### Dataset
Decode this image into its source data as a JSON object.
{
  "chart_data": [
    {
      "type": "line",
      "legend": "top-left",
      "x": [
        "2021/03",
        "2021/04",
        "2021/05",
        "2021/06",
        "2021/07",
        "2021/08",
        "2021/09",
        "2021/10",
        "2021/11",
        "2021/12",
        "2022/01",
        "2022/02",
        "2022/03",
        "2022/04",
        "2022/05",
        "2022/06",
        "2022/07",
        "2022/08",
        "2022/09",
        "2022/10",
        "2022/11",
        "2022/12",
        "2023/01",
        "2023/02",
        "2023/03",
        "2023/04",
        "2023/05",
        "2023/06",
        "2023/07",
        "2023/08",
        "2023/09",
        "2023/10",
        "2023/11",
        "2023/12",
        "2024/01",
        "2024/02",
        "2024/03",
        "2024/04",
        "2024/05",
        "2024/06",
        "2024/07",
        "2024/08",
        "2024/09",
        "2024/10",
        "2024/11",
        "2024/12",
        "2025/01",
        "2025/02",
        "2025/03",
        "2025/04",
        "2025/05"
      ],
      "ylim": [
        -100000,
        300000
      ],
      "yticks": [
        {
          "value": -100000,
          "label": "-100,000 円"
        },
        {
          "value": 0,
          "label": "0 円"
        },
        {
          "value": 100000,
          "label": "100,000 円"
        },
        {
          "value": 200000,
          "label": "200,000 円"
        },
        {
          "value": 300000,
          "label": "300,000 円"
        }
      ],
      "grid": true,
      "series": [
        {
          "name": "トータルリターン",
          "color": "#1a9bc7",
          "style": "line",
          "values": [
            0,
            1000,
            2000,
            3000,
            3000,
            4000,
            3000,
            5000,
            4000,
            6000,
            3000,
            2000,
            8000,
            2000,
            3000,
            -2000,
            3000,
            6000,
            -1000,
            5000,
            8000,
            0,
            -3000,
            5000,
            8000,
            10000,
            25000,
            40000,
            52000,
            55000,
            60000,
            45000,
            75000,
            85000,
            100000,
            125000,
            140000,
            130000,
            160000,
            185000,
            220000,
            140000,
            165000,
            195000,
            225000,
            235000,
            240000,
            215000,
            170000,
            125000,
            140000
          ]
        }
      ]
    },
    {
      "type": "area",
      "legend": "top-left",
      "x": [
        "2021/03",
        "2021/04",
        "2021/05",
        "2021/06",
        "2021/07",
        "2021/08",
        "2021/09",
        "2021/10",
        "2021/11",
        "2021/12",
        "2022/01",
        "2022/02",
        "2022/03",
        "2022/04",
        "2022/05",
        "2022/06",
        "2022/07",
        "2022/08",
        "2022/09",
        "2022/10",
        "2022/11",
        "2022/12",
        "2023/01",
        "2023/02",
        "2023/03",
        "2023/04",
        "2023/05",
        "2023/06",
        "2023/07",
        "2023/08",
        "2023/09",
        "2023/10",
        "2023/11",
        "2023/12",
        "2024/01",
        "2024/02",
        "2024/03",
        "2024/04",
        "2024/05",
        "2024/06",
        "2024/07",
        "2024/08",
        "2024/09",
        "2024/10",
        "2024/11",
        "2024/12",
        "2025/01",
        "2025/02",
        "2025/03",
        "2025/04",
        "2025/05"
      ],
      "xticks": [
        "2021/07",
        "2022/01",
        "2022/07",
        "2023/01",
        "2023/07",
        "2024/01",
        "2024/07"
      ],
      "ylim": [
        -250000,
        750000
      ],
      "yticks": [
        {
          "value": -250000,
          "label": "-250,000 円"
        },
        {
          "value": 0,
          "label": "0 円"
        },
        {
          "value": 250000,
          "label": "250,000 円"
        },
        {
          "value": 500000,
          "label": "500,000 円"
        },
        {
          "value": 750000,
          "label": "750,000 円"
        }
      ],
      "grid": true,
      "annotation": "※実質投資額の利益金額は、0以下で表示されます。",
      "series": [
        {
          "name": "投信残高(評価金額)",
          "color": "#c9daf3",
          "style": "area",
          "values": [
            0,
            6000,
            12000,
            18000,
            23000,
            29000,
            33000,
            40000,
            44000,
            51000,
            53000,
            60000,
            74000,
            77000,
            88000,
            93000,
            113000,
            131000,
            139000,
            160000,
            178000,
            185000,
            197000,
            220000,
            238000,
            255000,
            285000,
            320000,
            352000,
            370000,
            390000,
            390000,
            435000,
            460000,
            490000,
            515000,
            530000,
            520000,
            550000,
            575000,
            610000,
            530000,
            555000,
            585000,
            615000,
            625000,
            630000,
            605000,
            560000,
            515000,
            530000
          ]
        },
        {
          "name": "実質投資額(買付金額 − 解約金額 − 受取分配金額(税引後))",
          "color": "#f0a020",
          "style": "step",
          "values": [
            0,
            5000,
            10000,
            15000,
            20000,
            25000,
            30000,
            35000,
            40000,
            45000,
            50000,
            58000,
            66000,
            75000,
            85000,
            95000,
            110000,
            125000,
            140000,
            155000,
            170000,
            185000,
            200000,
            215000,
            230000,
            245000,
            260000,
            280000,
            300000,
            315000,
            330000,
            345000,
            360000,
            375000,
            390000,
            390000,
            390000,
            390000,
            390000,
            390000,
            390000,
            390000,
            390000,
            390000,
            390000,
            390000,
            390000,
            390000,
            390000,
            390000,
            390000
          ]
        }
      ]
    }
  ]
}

### Your objective
All of the entries need to be reproduced exactly; please write them out.

### Task result
Decode this image into its source data as a JSON object.
{
  "chart_data": [
    {
      "type": "line",
      "legend": "top-left",
      "x": [
        "2021/03",
        "2021/04",
        "2021/05",
        "2021/06",
        "2021/07",
        "2021/08",
        "2021/09",
        "2021/10",
        "2021/11",
        "2021/12",
        "2022/01",
        "2022/02",
        "2022/03",
        "2022/04",
        "2022/05",
        "2022/06",
        "2022/07",
        "2022/08",
        "2022/09",
        "2022/10",
        "2022/11",
        "2022/12",
        "2023/01",
        "2023/02",
        "2023/03",
        "2023/04",
        "2023/05",
        "2023/06",
        "2023/07",
        "2023/08",
        "2023/09",
        "2023/10",
        "2023/11",
        "2023/12",
        "2024/01",
        "2024/02",
        "2024/03",
        "2024/04",
        "2024/05",
        "2024/06",
        "2024/07",
        "2024/08",
        "2024/09",
        "2024/10",
        "2024/11",
        "2024/12",
        "2025/01",
        "2025/02",
        "2025/03",
        "2025/04",
        "2025/05"
      ],
      "ylim": [
        -100000,
        300000
      ],
      "yticks": [
        {
          "value": -100000,
          "label": "-100,000 円"
        },
        {
          "value": 0,
          "label": "0 円"
        },
        {
          "value": 100000,
          "label": "100,000 円"
        },
        {
          "value": 200000,
          "label": "200,000 円"
        },
        {
          "value": 300000,
          "label": "300,000 円"
        }
      ],
      "grid": true,
      "series": [
        {
          "name": "トータルリターン",
          "color": "#1a9bc7",
          "style": "line",
          "values": [
            0,
            1000,
            2000,
            3000,
            3000,
            4000,
            3000,
            5000,
            4000,
            6000,
            3000,
            2000,
            8000,
            2000,
            3000,
            -2000,
            3000,
            6000,
            -1000,
            5000,
            8000,
            0,
            -3000,
            5000,
            8000,
            10000,
            25000,
            40000,
            52000,
            55000,
            60000,
            45000,
            75000,
            85000,
            100000,
            125000,
            140000,
            130000,
            160000,
            185000,
            220000,
            140000,
            165000,
            195000,
            225000,
            235000,
            240000,
            215000,
            170000,
            125000,
            140000
          ]
        }
      ]
    },
    {
      "type": "area",
      "legend": "top-left",
      "x": [
        "2021/03",
        "2021/04",
        "2021/05",
        "2021/06",
        "2021/07",
        "2021/08",
        "2021/09",
        "2021/10",
        "2021/11",
        "2021/12",
        "2022/01",
        "2022/02",
        "2022/03",
        "2022/04",
        "2022/05",
        "2022/06",
        "2022/07",
        "2022/08",
        "2022/09",
        "2022/10",
        "2022/11",
        "2022/12",
        "2023/01",
        "2023/02",
        "2023/03",
        "2023/04",
        "2023/05",
        "2023/06",
        "2023/07",
        "2023/08",
        "2023/09",
        "2023/10",
        "2023/11",
        "2023/12",
        "2024/01",
        "2024/02",
        "2024/03",
        "2024/04",
        "2024/05",
        "2024/06",
        "2024/07",
        "2024/08",
        "2024/09",
        "2024/10",
        "2024/11",
        "2024/12",
        "2025/01",
        "2025/02",
        "2025/03",
        "2025/04",
        "2025/05"
      ],
      "xticks": [
        "2021/07",
        "2022/01",
        "2022/07",
        "2023/01",
        "2023/07",
        "2024/01",
        "2024/07"
      ],
      "ylim": [
        -250000,
        750000
      ],
      "yticks": [
        {
          "value": -250000,
          "label": "-250,000 円"
        },
        {
          "value": 0,
          "label": "0 円"
        },
        {
          "value": 250000,
          "label": "250,000 円"
        },
        {
          "value": 500000,
          "label": "500,000 円"
        },
        {
          "value": 750000,
          "label": "750,000 円"
        }
      ],
      "grid": true,
      "annotation": "※実質投資額の利益金額は、0以下で表示されます。",
      "series": [
        {
          "name": "投信残高(評価金額)",
          "color": "#c9daf3",
          "style": "area",
          "values": [
            0,
            6000,
            12000,
            18000,
            23000,
            29000,
            33000,
            40000,
            44000,
            51000,
            53000,
            60000,
            74000,
            77000,
            88000,
            93000,
            113000,
            131000,
            139000,
            160000,
            178000,
            185000,
            197000,
            220000,
            238000,
            255000,
            285000,
            320000,
            352000,
            370000,
            390000,
            390000,
            435000,
            460000,
            490000,
            515000,
            530000,
            520000,
            550000,
            575000,
            610000,
            530000,
            555000,
            585000,
            615000,
            625000,
            630000,
            605000,
            560000,
            515000,
            530000
          ]
        },
        {
          "name": "実質投資額(買付金額 − 解約金額 − 受取分配金額(税引後))",
          "color": "#f0a020",
          "style": "step",
          "values": [
            0,
            5000,
            10000,
            15000,
            20000,
            25000,
            30000,
            35000,
            40000,
            45000,
            50000,
            58000,
            66000,
            75000,
            85000,
            95000,
            110000,
            125000,
            140000,
            155000,
            170000,
            185000,
            200000,
            215000,
            230000,
            245000,
            260000,
            280000,
            300000,
            315000,
            330000,
            345000,
            360000,
            375000,
            390000,
            390000,
            390000,
            390000,
            390000,
            390000,
            390000,
            390000,
            390000,
            390000,
            390000,
            390000,
            390000,
            390000,
            390000,
            390000,
            390000
          ]
        }
      ]
    }
  ]
}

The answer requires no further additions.